Exercise
Can you transcribe the data exactly? Leave the pictures out.

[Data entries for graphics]
______________________________
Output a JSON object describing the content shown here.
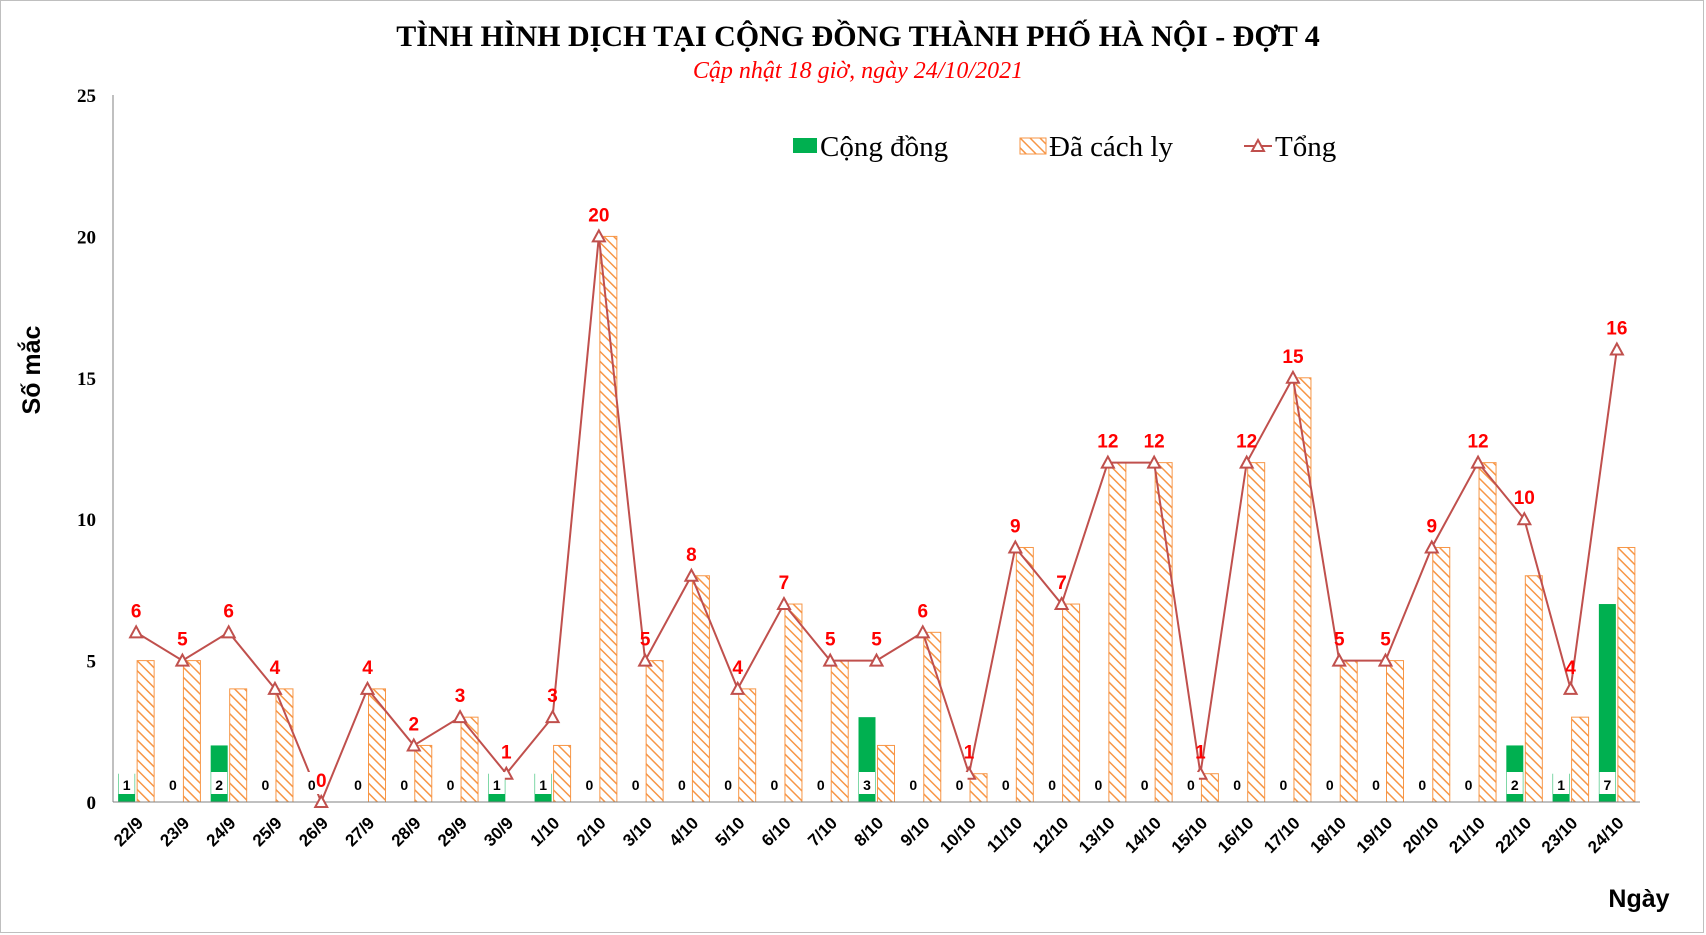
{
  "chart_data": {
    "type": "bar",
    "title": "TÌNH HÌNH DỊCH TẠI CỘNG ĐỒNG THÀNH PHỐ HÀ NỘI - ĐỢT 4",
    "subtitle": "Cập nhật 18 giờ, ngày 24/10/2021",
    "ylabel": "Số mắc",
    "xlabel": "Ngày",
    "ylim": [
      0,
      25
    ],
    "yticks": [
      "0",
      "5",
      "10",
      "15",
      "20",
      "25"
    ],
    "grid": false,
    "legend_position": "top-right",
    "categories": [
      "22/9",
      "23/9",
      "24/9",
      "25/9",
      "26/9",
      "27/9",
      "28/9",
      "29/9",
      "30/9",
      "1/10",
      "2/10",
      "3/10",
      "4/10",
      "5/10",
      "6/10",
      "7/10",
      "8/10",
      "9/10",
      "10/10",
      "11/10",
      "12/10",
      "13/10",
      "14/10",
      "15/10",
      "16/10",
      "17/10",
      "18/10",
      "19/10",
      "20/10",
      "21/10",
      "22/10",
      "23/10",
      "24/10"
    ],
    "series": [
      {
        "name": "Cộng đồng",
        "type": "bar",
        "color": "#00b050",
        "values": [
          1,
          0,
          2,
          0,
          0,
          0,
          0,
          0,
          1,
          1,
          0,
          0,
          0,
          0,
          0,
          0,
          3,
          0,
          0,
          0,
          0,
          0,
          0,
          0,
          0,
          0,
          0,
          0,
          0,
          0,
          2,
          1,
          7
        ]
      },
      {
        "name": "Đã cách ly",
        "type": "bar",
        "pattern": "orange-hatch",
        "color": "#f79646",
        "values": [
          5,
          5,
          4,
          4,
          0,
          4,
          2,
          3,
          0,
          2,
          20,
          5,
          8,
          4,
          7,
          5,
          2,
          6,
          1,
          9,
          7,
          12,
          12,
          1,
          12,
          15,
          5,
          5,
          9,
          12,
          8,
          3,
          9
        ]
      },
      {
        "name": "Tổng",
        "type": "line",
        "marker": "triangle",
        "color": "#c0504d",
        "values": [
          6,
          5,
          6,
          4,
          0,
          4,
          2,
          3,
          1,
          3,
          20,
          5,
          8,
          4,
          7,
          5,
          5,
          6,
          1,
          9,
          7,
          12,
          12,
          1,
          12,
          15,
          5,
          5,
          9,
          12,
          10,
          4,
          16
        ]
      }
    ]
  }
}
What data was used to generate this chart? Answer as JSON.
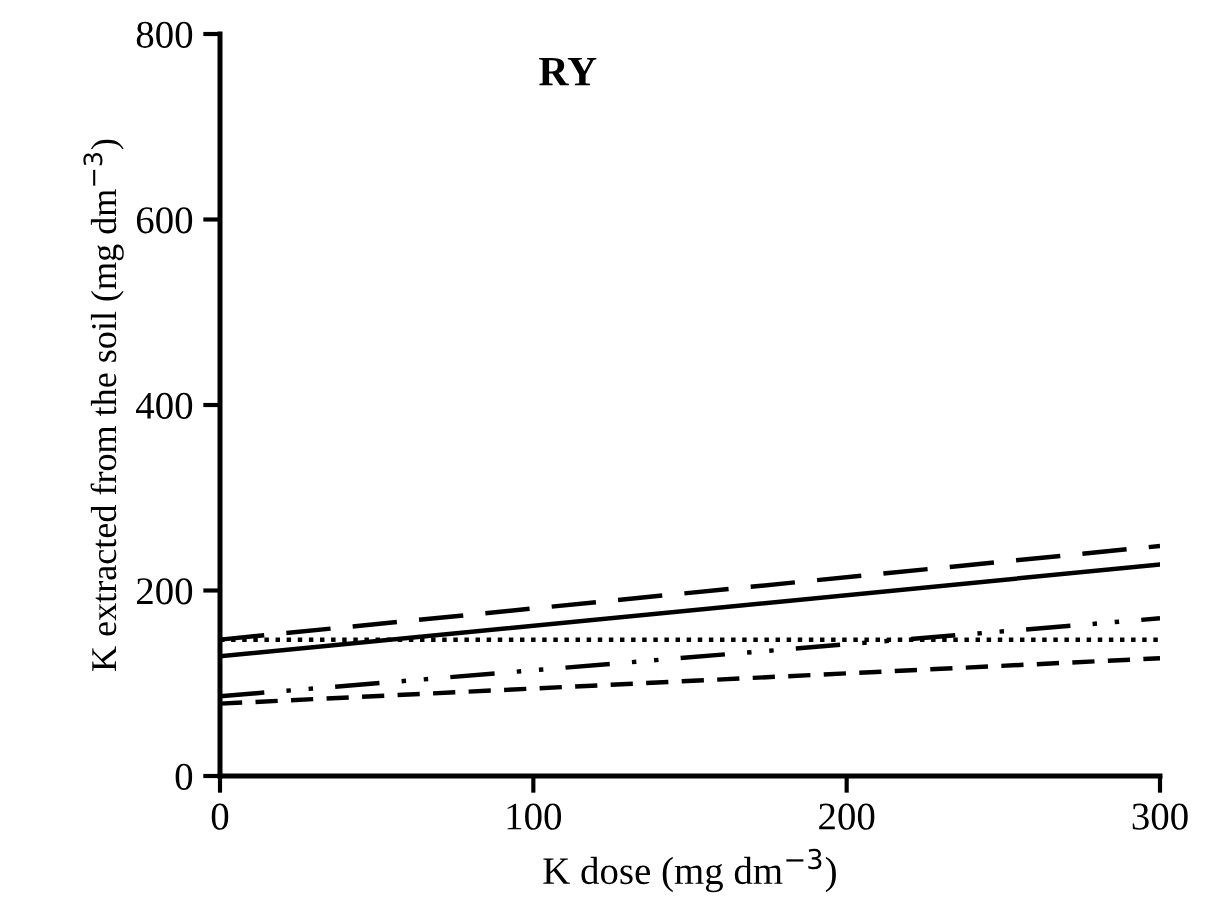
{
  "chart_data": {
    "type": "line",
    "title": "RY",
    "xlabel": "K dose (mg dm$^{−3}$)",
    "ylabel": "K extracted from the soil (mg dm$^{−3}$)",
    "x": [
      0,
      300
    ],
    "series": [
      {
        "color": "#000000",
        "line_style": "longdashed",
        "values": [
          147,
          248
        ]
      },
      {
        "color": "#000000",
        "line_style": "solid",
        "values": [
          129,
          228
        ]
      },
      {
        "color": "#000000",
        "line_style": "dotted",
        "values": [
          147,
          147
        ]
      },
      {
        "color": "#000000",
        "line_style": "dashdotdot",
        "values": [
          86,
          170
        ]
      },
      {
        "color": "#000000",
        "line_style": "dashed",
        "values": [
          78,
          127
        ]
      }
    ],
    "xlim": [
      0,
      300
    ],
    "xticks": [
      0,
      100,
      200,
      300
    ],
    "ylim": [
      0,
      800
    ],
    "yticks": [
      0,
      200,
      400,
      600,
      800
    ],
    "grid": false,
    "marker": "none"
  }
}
______________________________
Answer for this exercise
Output a JSON object describing the content shown here.
{
  "chart_data": {
    "type": "bar",
    "title": "TÌNH HÌNH DỊCH TẠI CỘNG ĐỒNG THÀNH PHỐ HÀ NỘI - ĐỢT 4",
    "subtitle": "Cập nhật 18 giờ, ngày 24/10/2021",
    "ylabel": "Số mắc",
    "xlabel": "Ngày",
    "ylim": [
      0,
      25
    ],
    "yticks": [
      "0",
      "5",
      "10",
      "15",
      "20",
      "25"
    ],
    "grid": false,
    "legend_position": "top-right",
    "categories": [
      "22/9",
      "23/9",
      "24/9",
      "25/9",
      "26/9",
      "27/9",
      "28/9",
      "29/9",
      "30/9",
      "1/10",
      "2/10",
      "3/10",
      "4/10",
      "5/10",
      "6/10",
      "7/10",
      "8/10",
      "9/10",
      "10/10",
      "11/10",
      "12/10",
      "13/10",
      "14/10",
      "15/10",
      "16/10",
      "17/10",
      "18/10",
      "19/10",
      "20/10",
      "21/10",
      "22/10",
      "23/10",
      "24/10"
    ],
    "series": [
      {
        "name": "Cộng đồng",
        "type": "bar",
        "color": "#00b050",
        "values": [
          1,
          0,
          2,
          0,
          0,
          0,
          0,
          0,
          1,
          1,
          0,
          0,
          0,
          0,
          0,
          0,
          3,
          0,
          0,
          0,
          0,
          0,
          0,
          0,
          0,
          0,
          0,
          0,
          0,
          0,
          2,
          1,
          7
        ]
      },
      {
        "name": "Đã cách ly",
        "type": "bar",
        "pattern": "orange-hatch",
        "color": "#f79646",
        "values": [
          5,
          5,
          4,
          4,
          0,
          4,
          2,
          3,
          0,
          2,
          20,
          5,
          8,
          4,
          7,
          5,
          2,
          6,
          1,
          9,
          7,
          12,
          12,
          1,
          12,
          15,
          5,
          5,
          9,
          12,
          8,
          3,
          9
        ]
      },
      {
        "name": "Tổng",
        "type": "line",
        "marker": "triangle",
        "color": "#c0504d",
        "values": [
          6,
          5,
          6,
          4,
          0,
          4,
          2,
          3,
          1,
          3,
          20,
          5,
          8,
          4,
          7,
          5,
          5,
          6,
          1,
          9,
          7,
          12,
          12,
          1,
          12,
          15,
          5,
          5,
          9,
          12,
          10,
          4,
          16
        ]
      }
    ]
  }
}
What data was used to generate this chart? Answer as JSON.
{
  "chart_data": {
    "type": "line",
    "title": "RY",
    "xlabel": "K dose (mg dm$^{−3}$)",
    "ylabel": "K extracted from the soil (mg dm$^{−3}$)",
    "x": [
      0,
      300
    ],
    "series": [
      {
        "color": "#000000",
        "line_style": "longdashed",
        "values": [
          147,
          248
        ]
      },
      {
        "color": "#000000",
        "line_style": "solid",
        "values": [
          129,
          228
        ]
      },
      {
        "color": "#000000",
        "line_style": "dotted",
        "values": [
          147,
          147
        ]
      },
      {
        "color": "#000000",
        "line_style": "dashdotdot",
        "values": [
          86,
          170
        ]
      },
      {
        "color": "#000000",
        "line_style": "dashed",
        "values": [
          78,
          127
        ]
      }
    ],
    "xlim": [
      0,
      300
    ],
    "xticks": [
      0,
      100,
      200,
      300
    ],
    "ylim": [
      0,
      800
    ],
    "yticks": [
      0,
      200,
      400,
      600,
      800
    ],
    "grid": false,
    "marker": "none"
  }
}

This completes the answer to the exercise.